● **Data items**:
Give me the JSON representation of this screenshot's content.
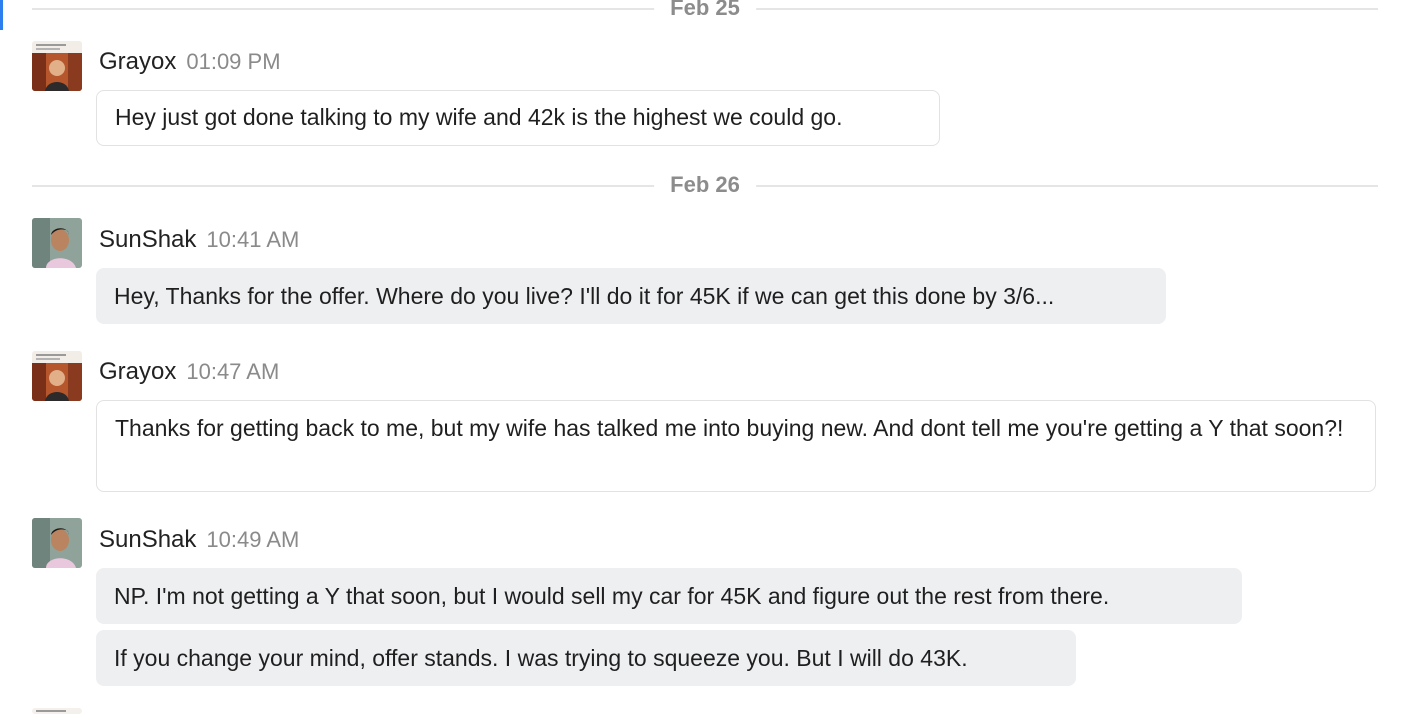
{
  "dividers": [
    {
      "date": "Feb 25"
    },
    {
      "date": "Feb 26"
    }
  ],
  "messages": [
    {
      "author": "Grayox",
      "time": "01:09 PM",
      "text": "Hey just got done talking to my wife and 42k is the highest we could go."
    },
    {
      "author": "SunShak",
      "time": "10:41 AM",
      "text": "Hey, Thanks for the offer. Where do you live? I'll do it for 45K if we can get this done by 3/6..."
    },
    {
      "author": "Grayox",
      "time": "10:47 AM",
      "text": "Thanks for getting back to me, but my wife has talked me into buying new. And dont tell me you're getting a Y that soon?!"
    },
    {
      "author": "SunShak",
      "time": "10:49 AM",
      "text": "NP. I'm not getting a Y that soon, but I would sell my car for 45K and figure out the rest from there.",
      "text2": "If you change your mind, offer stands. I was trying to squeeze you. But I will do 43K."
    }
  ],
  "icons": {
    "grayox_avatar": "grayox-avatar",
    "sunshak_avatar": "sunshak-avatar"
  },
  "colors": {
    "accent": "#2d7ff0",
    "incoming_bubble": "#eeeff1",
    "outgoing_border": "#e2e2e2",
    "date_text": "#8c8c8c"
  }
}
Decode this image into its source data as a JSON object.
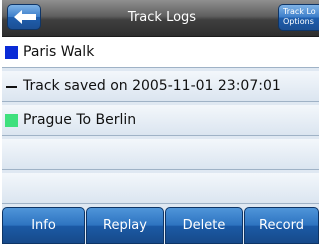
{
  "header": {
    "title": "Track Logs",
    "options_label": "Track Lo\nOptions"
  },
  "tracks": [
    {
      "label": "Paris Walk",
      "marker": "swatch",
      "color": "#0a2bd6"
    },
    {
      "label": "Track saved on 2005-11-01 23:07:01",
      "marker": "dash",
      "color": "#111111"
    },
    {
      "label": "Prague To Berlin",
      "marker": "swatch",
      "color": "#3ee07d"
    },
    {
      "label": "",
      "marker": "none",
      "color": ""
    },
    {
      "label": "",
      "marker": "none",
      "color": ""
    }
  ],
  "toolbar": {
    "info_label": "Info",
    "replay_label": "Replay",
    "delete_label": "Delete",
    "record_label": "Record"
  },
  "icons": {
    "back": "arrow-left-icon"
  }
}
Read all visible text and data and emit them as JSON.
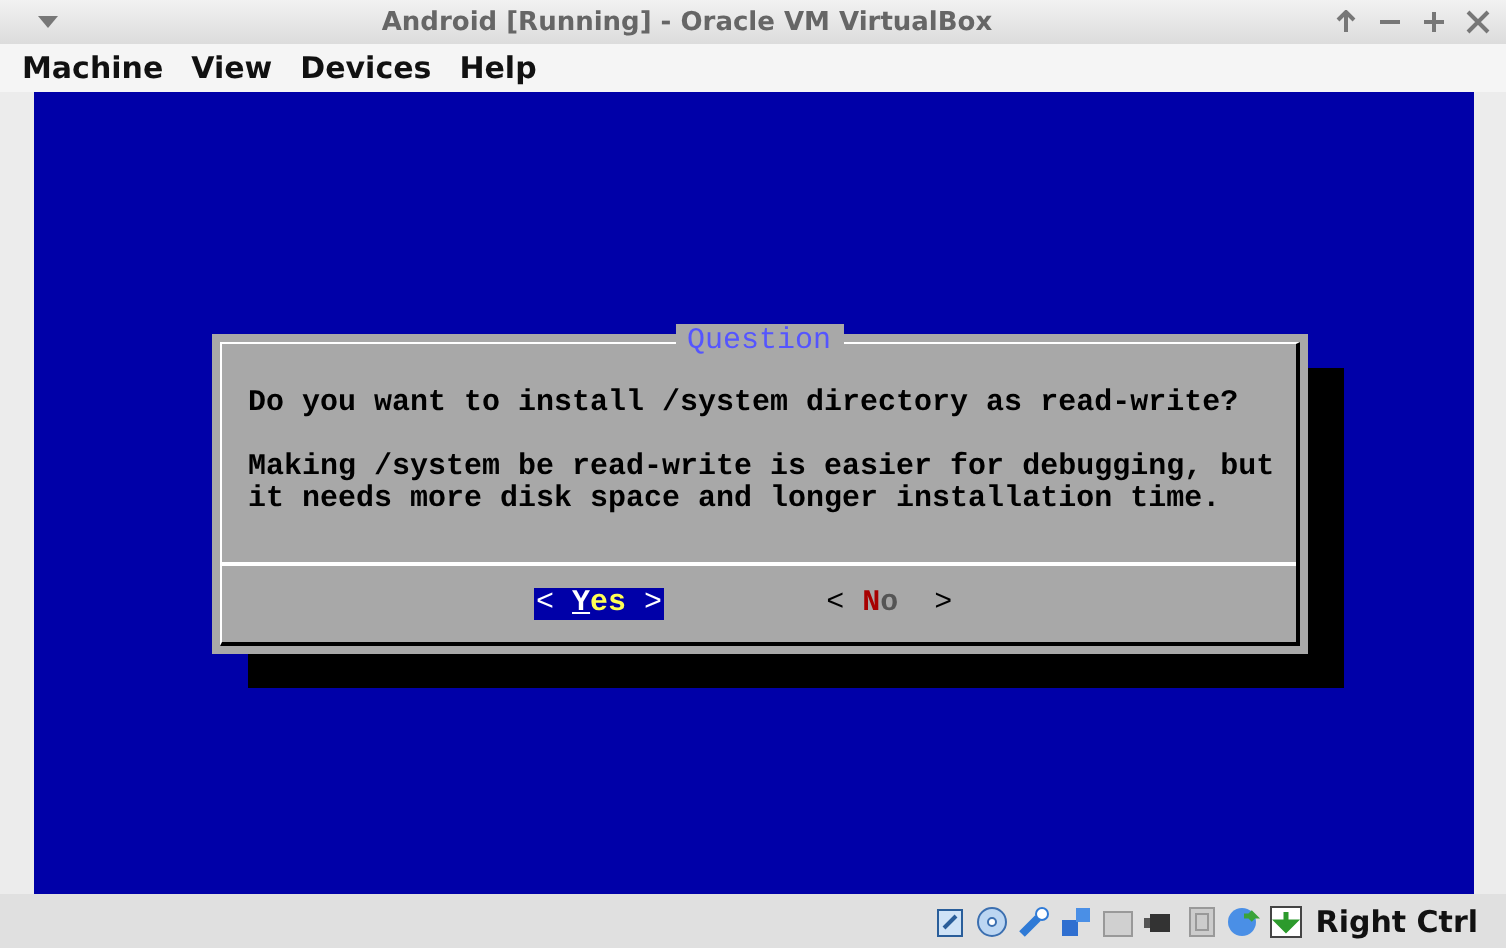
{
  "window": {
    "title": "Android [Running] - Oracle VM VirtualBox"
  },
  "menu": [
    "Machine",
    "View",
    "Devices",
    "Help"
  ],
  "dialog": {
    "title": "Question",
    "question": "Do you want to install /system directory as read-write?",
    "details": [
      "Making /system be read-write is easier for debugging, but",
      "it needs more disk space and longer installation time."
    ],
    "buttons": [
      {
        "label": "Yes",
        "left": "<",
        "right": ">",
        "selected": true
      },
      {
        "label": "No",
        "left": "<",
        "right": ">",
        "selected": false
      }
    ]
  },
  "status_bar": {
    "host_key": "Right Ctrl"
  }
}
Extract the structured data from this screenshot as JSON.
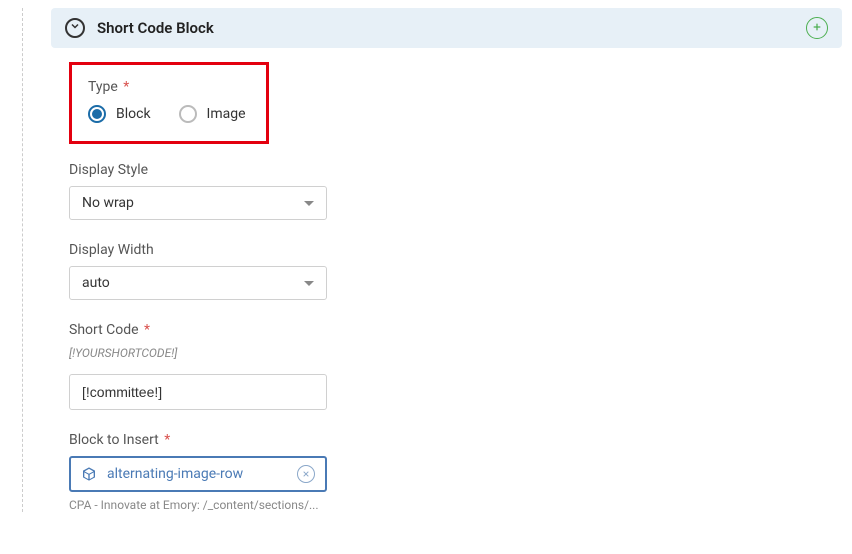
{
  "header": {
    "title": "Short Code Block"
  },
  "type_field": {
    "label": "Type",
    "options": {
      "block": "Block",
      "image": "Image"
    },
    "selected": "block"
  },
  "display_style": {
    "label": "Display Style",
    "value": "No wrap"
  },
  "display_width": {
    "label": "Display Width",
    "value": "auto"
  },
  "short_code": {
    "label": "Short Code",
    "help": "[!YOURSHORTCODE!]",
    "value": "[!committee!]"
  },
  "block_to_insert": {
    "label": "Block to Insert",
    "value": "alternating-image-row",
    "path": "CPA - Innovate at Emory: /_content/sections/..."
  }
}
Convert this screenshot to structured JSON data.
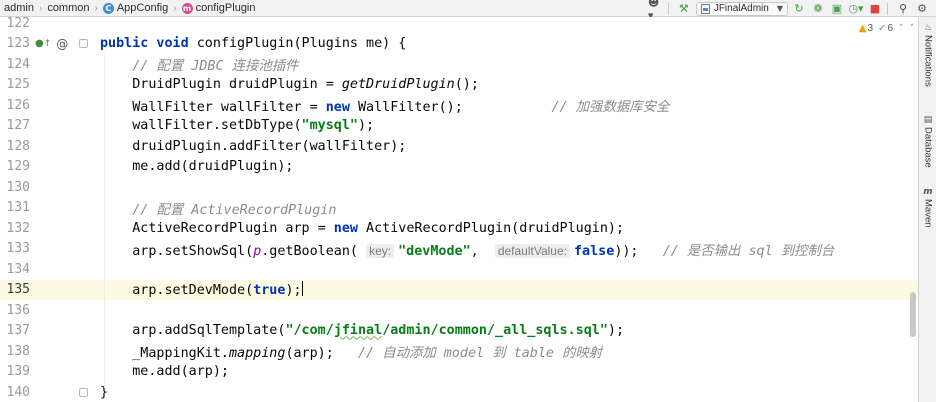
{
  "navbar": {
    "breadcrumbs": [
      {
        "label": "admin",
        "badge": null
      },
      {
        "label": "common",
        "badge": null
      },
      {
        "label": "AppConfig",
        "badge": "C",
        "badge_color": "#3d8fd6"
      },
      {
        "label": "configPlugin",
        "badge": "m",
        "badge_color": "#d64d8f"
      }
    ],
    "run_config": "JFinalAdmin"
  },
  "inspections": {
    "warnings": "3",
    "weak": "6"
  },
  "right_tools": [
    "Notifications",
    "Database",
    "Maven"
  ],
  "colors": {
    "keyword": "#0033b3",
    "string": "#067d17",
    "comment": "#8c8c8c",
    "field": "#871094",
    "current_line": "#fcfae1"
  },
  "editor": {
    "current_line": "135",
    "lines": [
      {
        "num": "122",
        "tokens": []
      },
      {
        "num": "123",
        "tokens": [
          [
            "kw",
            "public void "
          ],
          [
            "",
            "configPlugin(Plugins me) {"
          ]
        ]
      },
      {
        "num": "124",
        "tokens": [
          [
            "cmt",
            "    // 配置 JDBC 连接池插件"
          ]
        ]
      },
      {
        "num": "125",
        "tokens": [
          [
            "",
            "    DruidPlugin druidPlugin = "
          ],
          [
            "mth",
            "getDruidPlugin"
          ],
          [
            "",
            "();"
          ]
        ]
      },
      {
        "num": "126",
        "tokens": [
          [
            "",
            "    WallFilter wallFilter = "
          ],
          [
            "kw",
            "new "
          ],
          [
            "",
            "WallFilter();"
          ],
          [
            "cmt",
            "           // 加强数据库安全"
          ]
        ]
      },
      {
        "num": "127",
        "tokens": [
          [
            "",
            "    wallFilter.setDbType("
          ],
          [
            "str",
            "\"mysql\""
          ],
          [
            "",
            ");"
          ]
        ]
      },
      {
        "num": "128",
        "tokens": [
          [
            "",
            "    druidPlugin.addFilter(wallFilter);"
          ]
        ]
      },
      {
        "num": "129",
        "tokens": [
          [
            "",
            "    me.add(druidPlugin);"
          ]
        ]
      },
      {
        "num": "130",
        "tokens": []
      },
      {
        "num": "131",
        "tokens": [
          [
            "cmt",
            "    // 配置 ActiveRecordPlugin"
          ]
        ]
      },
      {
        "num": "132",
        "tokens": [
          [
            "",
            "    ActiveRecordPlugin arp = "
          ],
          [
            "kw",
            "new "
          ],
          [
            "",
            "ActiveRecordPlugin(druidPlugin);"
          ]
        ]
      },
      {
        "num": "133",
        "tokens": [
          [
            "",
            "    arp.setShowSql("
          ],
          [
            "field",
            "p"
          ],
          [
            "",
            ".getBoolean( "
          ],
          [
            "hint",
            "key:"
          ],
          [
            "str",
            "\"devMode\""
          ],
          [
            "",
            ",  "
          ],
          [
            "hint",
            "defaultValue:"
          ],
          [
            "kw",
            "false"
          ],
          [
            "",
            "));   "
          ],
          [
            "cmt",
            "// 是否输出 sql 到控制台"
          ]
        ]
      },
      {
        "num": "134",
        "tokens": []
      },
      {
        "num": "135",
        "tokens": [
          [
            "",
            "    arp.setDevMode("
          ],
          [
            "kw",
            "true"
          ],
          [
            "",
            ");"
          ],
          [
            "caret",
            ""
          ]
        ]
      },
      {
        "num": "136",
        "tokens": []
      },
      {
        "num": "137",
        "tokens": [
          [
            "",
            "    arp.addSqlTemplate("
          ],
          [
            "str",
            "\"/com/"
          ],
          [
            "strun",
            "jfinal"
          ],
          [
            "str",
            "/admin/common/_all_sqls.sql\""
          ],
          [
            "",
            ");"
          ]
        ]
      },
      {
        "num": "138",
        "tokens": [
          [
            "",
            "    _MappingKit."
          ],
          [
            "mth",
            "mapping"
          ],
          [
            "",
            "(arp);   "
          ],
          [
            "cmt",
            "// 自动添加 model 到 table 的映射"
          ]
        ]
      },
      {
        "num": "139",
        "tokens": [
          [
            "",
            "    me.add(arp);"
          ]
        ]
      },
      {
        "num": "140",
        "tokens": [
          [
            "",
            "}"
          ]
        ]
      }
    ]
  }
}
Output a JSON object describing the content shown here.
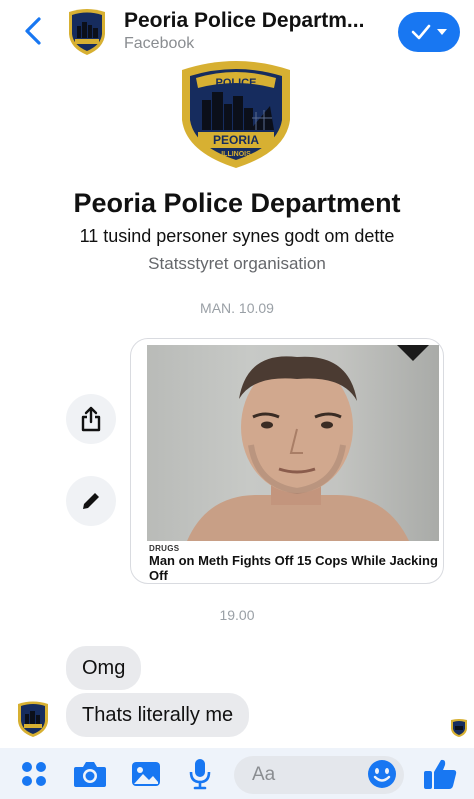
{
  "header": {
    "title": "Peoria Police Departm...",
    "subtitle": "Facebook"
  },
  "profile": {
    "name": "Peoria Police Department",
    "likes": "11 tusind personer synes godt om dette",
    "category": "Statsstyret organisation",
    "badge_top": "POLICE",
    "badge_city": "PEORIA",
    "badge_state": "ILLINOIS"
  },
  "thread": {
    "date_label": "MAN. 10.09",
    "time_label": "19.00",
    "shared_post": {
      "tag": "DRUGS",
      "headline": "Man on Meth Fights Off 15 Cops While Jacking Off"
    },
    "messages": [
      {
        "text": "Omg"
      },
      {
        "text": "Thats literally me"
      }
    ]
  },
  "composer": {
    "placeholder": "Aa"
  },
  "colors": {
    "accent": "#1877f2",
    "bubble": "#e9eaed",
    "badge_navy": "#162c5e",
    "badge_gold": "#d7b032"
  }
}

● **Problem to work on**:
Wherever a line in the data above holds "object", copy that line.

● **Written answer**:
Decode this image into its source data as a JSON object.
Output a JSON object describing the content shown here.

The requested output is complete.